==== Record list ====
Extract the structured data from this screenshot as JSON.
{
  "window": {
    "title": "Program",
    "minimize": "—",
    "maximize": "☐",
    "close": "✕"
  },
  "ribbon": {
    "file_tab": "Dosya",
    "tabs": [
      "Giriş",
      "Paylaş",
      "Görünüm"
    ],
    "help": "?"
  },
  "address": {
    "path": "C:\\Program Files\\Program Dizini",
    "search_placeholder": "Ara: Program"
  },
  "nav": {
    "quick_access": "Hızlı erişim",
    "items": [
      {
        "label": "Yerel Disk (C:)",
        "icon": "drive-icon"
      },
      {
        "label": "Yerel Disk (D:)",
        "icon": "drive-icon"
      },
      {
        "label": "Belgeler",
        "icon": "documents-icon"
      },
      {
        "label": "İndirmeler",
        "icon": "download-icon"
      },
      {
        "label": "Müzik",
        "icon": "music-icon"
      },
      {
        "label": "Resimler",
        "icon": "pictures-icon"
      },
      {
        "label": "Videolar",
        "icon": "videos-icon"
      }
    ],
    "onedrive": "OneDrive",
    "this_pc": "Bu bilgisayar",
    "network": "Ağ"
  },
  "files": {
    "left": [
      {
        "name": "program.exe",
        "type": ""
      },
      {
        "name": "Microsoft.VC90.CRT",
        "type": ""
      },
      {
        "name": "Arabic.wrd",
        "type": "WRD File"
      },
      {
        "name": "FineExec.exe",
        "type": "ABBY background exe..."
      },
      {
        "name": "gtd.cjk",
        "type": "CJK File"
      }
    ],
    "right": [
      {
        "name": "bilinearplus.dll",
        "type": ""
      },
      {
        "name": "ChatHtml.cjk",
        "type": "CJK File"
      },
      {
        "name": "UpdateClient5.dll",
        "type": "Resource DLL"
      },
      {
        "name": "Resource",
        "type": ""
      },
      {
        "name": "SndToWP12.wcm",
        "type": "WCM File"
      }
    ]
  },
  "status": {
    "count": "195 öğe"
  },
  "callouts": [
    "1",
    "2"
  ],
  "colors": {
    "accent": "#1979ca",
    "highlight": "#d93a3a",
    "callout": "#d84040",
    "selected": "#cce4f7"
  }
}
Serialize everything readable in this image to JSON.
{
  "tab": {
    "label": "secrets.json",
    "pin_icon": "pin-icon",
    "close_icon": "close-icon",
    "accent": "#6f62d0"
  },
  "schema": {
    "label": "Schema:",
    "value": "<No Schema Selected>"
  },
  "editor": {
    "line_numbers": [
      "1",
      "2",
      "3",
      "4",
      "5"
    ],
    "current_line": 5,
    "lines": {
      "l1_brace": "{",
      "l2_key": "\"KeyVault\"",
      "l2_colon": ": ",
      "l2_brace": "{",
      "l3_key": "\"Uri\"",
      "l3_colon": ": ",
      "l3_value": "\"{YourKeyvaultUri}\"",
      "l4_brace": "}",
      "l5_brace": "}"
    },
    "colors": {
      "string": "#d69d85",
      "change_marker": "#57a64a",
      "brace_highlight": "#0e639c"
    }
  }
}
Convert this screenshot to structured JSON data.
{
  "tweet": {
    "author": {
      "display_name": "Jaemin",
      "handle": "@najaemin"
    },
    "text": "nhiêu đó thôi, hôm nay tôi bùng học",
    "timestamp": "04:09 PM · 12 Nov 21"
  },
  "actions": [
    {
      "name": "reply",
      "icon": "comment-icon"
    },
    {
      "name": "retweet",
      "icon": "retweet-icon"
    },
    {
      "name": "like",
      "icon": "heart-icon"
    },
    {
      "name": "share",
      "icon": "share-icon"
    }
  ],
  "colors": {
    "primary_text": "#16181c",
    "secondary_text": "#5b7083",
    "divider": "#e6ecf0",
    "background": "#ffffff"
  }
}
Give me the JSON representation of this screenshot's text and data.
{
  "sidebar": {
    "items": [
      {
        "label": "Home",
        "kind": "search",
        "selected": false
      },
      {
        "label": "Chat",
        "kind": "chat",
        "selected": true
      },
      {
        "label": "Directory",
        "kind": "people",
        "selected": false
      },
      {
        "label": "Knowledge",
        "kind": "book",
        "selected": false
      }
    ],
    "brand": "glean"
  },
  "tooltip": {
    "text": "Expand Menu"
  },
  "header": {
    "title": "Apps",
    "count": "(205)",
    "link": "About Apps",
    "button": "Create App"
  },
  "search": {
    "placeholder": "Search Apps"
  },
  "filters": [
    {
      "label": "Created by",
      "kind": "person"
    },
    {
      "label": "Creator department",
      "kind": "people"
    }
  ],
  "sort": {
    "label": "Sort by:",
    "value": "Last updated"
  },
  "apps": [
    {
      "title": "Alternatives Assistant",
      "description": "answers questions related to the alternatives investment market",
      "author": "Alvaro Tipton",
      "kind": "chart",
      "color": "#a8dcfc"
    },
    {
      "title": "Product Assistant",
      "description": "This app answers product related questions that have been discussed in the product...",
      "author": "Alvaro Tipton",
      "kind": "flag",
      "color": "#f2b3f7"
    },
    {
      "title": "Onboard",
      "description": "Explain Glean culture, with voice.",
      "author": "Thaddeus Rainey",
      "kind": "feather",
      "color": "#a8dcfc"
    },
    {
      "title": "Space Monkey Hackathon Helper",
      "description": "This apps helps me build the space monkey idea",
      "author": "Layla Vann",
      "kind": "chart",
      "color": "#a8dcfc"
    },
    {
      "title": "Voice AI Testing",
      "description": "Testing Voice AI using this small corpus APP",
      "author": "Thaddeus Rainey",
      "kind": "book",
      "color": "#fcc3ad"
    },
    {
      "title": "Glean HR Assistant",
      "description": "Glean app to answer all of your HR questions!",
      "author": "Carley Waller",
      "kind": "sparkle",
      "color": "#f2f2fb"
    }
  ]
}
====
▶ **Work to complete**: Your task is to extract all of the records exactly.

▶ **Expected answer**:
Extract the structured data from this screenshot as JSON.
{
  "window": {
    "title": "Program",
    "minimize": "—",
    "maximize": "☐",
    "close": "✕"
  },
  "ribbon": {
    "file_tab": "Dosya",
    "tabs": [
      "Giriş",
      "Paylaş",
      "Görünüm"
    ],
    "help": "?"
  },
  "address": {
    "path": "C:\\Program Files\\Program Dizini",
    "search_placeholder": "Ara: Program"
  },
  "nav": {
    "quick_access": "Hızlı erişim",
    "items": [
      {
        "label": "Yerel Disk (C:)",
        "icon": "drive-icon"
      },
      {
        "label": "Yerel Disk (D:)",
        "icon": "drive-icon"
      },
      {
        "label": "Belgeler",
        "icon": "documents-icon"
      },
      {
        "label": "İndirmeler",
        "icon": "download-icon"
      },
      {
        "label": "Müzik",
        "icon": "music-icon"
      },
      {
        "label": "Resimler",
        "icon": "pictures-icon"
      },
      {
        "label": "Videolar",
        "icon": "videos-icon"
      }
    ],
    "onedrive": "OneDrive",
    "this_pc": "Bu bilgisayar",
    "network": "Ağ"
  },
  "files": {
    "left": [
      {
        "name": "program.exe",
        "type": ""
      },
      {
        "name": "Microsoft.VC90.CRT",
        "type": ""
      },
      {
        "name": "Arabic.wrd",
        "type": "WRD File"
      },
      {
        "name": "FineExec.exe",
        "type": "ABBY background exe..."
      },
      {
        "name": "gtd.cjk",
        "type": "CJK File"
      }
    ],
    "right": [
      {
        "name": "bilinearplus.dll",
        "type": ""
      },
      {
        "name": "ChatHtml.cjk",
        "type": "CJK File"
      },
      {
        "name": "UpdateClient5.dll",
        "type": "Resource DLL"
      },
      {
        "name": "Resource",
        "type": ""
      },
      {
        "name": "SndToWP12.wcm",
        "type": "WCM File"
      }
    ]
  },
  "status": {
    "count": "195 öğe"
  },
  "callouts": [
    "1",
    "2"
  ],
  "colors": {
    "accent": "#1979ca",
    "highlight": "#d93a3a",
    "callout": "#d84040",
    "selected": "#cce4f7"
  }
}
Serialize everything readable in this image to JSON.
{
  "tab": {
    "label": "secrets.json",
    "pin_icon": "pin-icon",
    "close_icon": "close-icon",
    "accent": "#6f62d0"
  },
  "schema": {
    "label": "Schema:",
    "value": "<No Schema Selected>"
  },
  "editor": {
    "line_numbers": [
      "1",
      "2",
      "3",
      "4",
      "5"
    ],
    "current_line": 5,
    "lines": {
      "l1_brace": "{",
      "l2_key": "\"KeyVault\"",
      "l2_colon": ": ",
      "l2_brace": "{",
      "l3_key": "\"Uri\"",
      "l3_colon": ": ",
      "l3_value": "\"{YourKeyvaultUri}\"",
      "l4_brace": "}",
      "l5_brace": "}"
    },
    "colors": {
      "string": "#d69d85",
      "change_marker": "#57a64a",
      "brace_highlight": "#0e639c"
    }
  }
}
Convert this screenshot to structured JSON data.
{
  "tweet": {
    "author": {
      "display_name": "Jaemin",
      "handle": "@najaemin"
    },
    "text": "nhiêu đó thôi, hôm nay tôi bùng học",
    "timestamp": "04:09 PM · 12 Nov 21"
  },
  "actions": [
    {
      "name": "reply",
      "icon": "comment-icon"
    },
    {
      "name": "retweet",
      "icon": "retweet-icon"
    },
    {
      "name": "like",
      "icon": "heart-icon"
    },
    {
      "name": "share",
      "icon": "share-icon"
    }
  ],
  "colors": {
    "primary_text": "#16181c",
    "secondary_text": "#5b7083",
    "divider": "#e6ecf0",
    "background": "#ffffff"
  }
}
Give me the JSON representation of this screenshot's text and data.
{
  "sidebar": {
    "items": [
      {
        "label": "Home",
        "kind": "search",
        "selected": false
      },
      {
        "label": "Chat",
        "kind": "chat",
        "selected": true
      },
      {
        "label": "Directory",
        "kind": "people",
        "selected": false
      },
      {
        "label": "Knowledge",
        "kind": "book",
        "selected": false
      }
    ],
    "brand": "glean"
  },
  "tooltip": {
    "text": "Expand Menu"
  },
  "header": {
    "title": "Apps",
    "count": "(205)",
    "link": "About Apps",
    "button": "Create App"
  },
  "search": {
    "placeholder": "Search Apps"
  },
  "filters": [
    {
      "label": "Created by",
      "kind": "person"
    },
    {
      "label": "Creator department",
      "kind": "people"
    }
  ],
  "sort": {
    "label": "Sort by:",
    "value": "Last updated"
  },
  "apps": [
    {
      "title": "Alternatives Assistant",
      "description": "answers questions related to the alternatives investment market",
      "author": "Alvaro Tipton",
      "kind": "chart",
      "color": "#a8dcfc"
    },
    {
      "title": "Product Assistant",
      "description": "This app answers product related questions that have been discussed in the product...",
      "author": "Alvaro Tipton",
      "kind": "flag",
      "color": "#f2b3f7"
    },
    {
      "title": "Onboard",
      "description": "Explain Glean culture, with voice.",
      "author": "Thaddeus Rainey",
      "kind": "feather",
      "color": "#a8dcfc"
    },
    {
      "title": "Space Monkey Hackathon Helper",
      "description": "This apps helps me build the space monkey idea",
      "author": "Layla Vann",
      "kind": "chart",
      "color": "#a8dcfc"
    },
    {
      "title": "Voice AI Testing",
      "description": "Testing Voice AI using this small corpus APP",
      "author": "Thaddeus Rainey",
      "kind": "book",
      "color": "#fcc3ad"
    },
    {
      "title": "Glean HR Assistant",
      "description": "Glean app to answer all of your HR questions!",
      "author": "Carley Waller",
      "kind": "sparkle",
      "color": "#f2f2fb"
    }
  ]
}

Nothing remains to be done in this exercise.